-- begin RECORDS TO PROCESS --

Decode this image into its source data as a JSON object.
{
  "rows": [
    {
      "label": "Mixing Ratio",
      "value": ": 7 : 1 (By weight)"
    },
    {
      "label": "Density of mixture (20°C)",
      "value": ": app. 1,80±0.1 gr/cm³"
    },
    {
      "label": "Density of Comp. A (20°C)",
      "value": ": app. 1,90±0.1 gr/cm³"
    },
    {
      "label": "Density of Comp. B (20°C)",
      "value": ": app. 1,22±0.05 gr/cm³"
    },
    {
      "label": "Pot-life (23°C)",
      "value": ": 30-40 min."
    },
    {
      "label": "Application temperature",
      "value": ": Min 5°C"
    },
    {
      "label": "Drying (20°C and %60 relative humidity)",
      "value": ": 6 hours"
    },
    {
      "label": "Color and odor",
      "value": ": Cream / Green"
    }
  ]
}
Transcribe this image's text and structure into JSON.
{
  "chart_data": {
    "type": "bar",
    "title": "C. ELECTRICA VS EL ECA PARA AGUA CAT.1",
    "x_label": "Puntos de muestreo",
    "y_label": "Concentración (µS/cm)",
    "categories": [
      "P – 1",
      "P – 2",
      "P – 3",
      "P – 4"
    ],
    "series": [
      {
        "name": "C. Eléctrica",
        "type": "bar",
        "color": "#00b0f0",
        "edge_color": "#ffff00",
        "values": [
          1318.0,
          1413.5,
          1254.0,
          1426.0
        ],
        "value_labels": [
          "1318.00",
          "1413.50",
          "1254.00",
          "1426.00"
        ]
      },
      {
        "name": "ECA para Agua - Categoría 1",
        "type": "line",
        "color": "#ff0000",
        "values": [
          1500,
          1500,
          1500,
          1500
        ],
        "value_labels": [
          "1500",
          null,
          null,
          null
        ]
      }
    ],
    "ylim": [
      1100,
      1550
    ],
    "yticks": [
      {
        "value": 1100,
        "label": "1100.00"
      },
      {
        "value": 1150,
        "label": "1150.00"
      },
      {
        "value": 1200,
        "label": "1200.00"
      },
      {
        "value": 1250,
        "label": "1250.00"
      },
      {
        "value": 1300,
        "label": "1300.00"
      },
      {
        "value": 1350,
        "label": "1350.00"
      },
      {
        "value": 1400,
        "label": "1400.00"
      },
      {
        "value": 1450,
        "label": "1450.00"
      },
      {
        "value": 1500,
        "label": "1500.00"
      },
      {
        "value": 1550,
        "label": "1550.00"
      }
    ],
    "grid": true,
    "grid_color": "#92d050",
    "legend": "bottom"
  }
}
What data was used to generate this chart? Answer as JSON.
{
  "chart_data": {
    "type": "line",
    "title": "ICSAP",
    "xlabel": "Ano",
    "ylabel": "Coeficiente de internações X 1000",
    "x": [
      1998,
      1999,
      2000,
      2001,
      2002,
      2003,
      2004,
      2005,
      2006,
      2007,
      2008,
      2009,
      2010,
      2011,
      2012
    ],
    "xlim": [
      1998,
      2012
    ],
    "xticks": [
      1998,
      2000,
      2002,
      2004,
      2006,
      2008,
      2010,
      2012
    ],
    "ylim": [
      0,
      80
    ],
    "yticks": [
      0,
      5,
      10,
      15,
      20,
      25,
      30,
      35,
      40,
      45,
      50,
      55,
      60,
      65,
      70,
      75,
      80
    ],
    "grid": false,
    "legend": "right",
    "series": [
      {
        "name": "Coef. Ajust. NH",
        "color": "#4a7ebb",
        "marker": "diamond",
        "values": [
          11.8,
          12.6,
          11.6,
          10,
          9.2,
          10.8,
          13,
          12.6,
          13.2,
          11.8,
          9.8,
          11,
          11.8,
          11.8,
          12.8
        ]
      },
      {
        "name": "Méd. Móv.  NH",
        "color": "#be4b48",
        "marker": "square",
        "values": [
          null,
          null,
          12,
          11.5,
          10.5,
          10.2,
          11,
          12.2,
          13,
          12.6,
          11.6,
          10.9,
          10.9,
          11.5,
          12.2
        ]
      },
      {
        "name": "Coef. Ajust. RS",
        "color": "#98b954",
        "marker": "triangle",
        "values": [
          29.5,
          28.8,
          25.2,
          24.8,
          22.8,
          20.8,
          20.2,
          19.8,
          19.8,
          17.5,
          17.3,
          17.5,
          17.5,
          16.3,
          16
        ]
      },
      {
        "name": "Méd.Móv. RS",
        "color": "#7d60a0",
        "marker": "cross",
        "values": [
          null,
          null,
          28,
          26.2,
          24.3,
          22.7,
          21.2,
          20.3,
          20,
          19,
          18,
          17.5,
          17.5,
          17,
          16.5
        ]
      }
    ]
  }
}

-- end RECORDS TO PROCESS --

Word for word, write out the data.

### EXERCISE SOLUTION
Decode this image into its source data as a JSON object.
{
  "rows": [
    {
      "label": "Mixing Ratio",
      "value": ": 7 : 1 (By weight)"
    },
    {
      "label": "Density of mixture (20°C)",
      "value": ": app. 1,80±0.1 gr/cm³"
    },
    {
      "label": "Density of Comp. A (20°C)",
      "value": ": app. 1,90±0.1 gr/cm³"
    },
    {
      "label": "Density of Comp. B (20°C)",
      "value": ": app. 1,22±0.05 gr/cm³"
    },
    {
      "label": "Pot-life (23°C)",
      "value": ": 30-40 min."
    },
    {
      "label": "Application temperature",
      "value": ": Min 5°C"
    },
    {
      "label": "Drying (20°C and %60 relative humidity)",
      "value": ": 6 hours"
    },
    {
      "label": "Color and odor",
      "value": ": Cream / Green"
    }
  ]
}
Transcribe this image's text and structure into JSON.
{
  "chart_data": {
    "type": "bar",
    "title": "C. ELECTRICA VS EL ECA PARA AGUA CAT.1",
    "x_label": "Puntos de muestreo",
    "y_label": "Concentración (µS/cm)",
    "categories": [
      "P – 1",
      "P – 2",
      "P – 3",
      "P – 4"
    ],
    "series": [
      {
        "name": "C. Eléctrica",
        "type": "bar",
        "color": "#00b0f0",
        "edge_color": "#ffff00",
        "values": [
          1318.0,
          1413.5,
          1254.0,
          1426.0
        ],
        "value_labels": [
          "1318.00",
          "1413.50",
          "1254.00",
          "1426.00"
        ]
      },
      {
        "name": "ECA para Agua - Categoría 1",
        "type": "line",
        "color": "#ff0000",
        "values": [
          1500,
          1500,
          1500,
          1500
        ],
        "value_labels": [
          "1500",
          null,
          null,
          null
        ]
      }
    ],
    "ylim": [
      1100,
      1550
    ],
    "yticks": [
      {
        "value": 1100,
        "label": "1100.00"
      },
      {
        "value": 1150,
        "label": "1150.00"
      },
      {
        "value": 1200,
        "label": "1200.00"
      },
      {
        "value": 1250,
        "label": "1250.00"
      },
      {
        "value": 1300,
        "label": "1300.00"
      },
      {
        "value": 1350,
        "label": "1350.00"
      },
      {
        "value": 1400,
        "label": "1400.00"
      },
      {
        "value": 1450,
        "label": "1450.00"
      },
      {
        "value": 1500,
        "label": "1500.00"
      },
      {
        "value": 1550,
        "label": "1550.00"
      }
    ],
    "grid": true,
    "grid_color": "#92d050",
    "legend": "bottom"
  }
}
What data was used to generate this chart? Answer as JSON.
{
  "chart_data": {
    "type": "line",
    "title": "ICSAP",
    "xlabel": "Ano",
    "ylabel": "Coeficiente de internações X 1000",
    "x": [
      1998,
      1999,
      2000,
      2001,
      2002,
      2003,
      2004,
      2005,
      2006,
      2007,
      2008,
      2009,
      2010,
      2011,
      2012
    ],
    "xlim": [
      1998,
      2012
    ],
    "xticks": [
      1998,
      2000,
      2002,
      2004,
      2006,
      2008,
      2010,
      2012
    ],
    "ylim": [
      0,
      80
    ],
    "yticks": [
      0,
      5,
      10,
      15,
      20,
      25,
      30,
      35,
      40,
      45,
      50,
      55,
      60,
      65,
      70,
      75,
      80
    ],
    "grid": false,
    "legend": "right",
    "series": [
      {
        "name": "Coef. Ajust. NH",
        "color": "#4a7ebb",
        "marker": "diamond",
        "values": [
          11.8,
          12.6,
          11.6,
          10,
          9.2,
          10.8,
          13,
          12.6,
          13.2,
          11.8,
          9.8,
          11,
          11.8,
          11.8,
          12.8
        ]
      },
      {
        "name": "Méd. Móv.  NH",
        "color": "#be4b48",
        "marker": "square",
        "values": [
          null,
          null,
          12,
          11.5,
          10.5,
          10.2,
          11,
          12.2,
          13,
          12.6,
          11.6,
          10.9,
          10.9,
          11.5,
          12.2
        ]
      },
      {
        "name": "Coef. Ajust. RS",
        "color": "#98b954",
        "marker": "triangle",
        "values": [
          29.5,
          28.8,
          25.2,
          24.8,
          22.8,
          20.8,
          20.2,
          19.8,
          19.8,
          17.5,
          17.3,
          17.5,
          17.5,
          16.3,
          16
        ]
      },
      {
        "name": "Méd.Móv. RS",
        "color": "#7d60a0",
        "marker": "cross",
        "values": [
          null,
          null,
          28,
          26.2,
          24.3,
          22.7,
          21.2,
          20.3,
          20,
          19,
          18,
          17.5,
          17.5,
          17,
          16.5
        ]
      }
    ]
  }
}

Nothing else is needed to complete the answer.